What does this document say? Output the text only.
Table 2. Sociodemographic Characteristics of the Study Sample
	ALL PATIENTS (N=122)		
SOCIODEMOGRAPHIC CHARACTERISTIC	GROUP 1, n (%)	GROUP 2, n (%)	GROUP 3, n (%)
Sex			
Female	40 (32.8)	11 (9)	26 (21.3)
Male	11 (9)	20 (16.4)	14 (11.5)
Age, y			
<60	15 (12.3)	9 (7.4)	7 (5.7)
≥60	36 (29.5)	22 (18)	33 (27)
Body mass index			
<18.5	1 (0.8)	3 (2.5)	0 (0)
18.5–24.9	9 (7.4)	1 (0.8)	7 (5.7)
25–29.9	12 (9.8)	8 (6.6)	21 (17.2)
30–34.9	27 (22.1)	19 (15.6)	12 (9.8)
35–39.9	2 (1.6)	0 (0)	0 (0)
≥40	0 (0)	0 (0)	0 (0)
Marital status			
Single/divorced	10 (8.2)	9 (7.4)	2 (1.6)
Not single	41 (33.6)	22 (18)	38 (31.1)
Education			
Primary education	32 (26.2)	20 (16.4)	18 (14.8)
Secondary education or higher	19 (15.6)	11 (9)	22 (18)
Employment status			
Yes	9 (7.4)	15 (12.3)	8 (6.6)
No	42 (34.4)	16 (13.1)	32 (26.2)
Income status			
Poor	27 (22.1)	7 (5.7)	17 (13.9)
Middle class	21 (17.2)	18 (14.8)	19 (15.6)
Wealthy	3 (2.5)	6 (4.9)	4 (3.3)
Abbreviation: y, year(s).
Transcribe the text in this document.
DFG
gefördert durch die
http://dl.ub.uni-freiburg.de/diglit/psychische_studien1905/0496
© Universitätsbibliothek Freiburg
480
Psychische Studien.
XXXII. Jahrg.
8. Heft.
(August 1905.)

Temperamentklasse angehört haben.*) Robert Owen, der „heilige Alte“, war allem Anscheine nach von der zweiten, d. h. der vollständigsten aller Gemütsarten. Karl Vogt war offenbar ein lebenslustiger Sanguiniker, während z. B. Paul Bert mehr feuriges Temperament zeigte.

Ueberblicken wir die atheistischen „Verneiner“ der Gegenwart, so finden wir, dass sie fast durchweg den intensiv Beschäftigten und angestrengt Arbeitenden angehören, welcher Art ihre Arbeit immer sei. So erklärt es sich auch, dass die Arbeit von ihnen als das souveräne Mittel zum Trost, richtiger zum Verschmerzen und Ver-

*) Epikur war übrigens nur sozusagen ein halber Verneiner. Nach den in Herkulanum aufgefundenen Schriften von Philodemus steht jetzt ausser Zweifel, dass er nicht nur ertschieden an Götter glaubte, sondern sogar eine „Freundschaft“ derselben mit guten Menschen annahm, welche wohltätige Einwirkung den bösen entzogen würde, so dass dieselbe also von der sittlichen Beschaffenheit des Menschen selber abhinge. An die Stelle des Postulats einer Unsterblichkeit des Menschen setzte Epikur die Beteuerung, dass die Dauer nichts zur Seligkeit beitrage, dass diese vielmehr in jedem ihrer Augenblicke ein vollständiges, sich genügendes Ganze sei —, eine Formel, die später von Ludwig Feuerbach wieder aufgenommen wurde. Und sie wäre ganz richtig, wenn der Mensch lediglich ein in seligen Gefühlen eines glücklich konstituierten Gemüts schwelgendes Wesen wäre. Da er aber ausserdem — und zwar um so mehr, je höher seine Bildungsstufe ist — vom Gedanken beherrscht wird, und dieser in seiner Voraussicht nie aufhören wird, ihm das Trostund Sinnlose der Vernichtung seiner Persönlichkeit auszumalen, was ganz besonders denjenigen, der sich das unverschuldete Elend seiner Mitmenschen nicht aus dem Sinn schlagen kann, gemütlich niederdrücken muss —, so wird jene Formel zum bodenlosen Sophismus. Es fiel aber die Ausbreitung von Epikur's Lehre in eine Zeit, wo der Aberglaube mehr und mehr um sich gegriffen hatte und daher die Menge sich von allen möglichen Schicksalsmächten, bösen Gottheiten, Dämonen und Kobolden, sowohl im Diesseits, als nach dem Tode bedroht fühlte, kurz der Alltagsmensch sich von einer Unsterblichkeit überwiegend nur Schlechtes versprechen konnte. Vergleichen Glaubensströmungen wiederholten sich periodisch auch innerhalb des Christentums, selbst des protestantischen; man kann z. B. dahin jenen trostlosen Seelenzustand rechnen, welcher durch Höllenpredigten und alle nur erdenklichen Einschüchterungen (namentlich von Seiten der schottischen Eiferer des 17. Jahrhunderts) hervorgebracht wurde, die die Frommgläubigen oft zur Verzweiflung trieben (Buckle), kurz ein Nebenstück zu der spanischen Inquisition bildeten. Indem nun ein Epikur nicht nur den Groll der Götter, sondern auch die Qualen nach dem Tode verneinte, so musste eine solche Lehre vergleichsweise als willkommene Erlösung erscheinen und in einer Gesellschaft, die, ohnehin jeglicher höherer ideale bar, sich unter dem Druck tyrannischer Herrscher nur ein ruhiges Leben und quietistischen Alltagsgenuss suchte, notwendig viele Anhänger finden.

• **Task directions**
Out of the preceding entries, pull every line containing the string "status".

• **Task output**
Marital status			
Employment status			
Income status			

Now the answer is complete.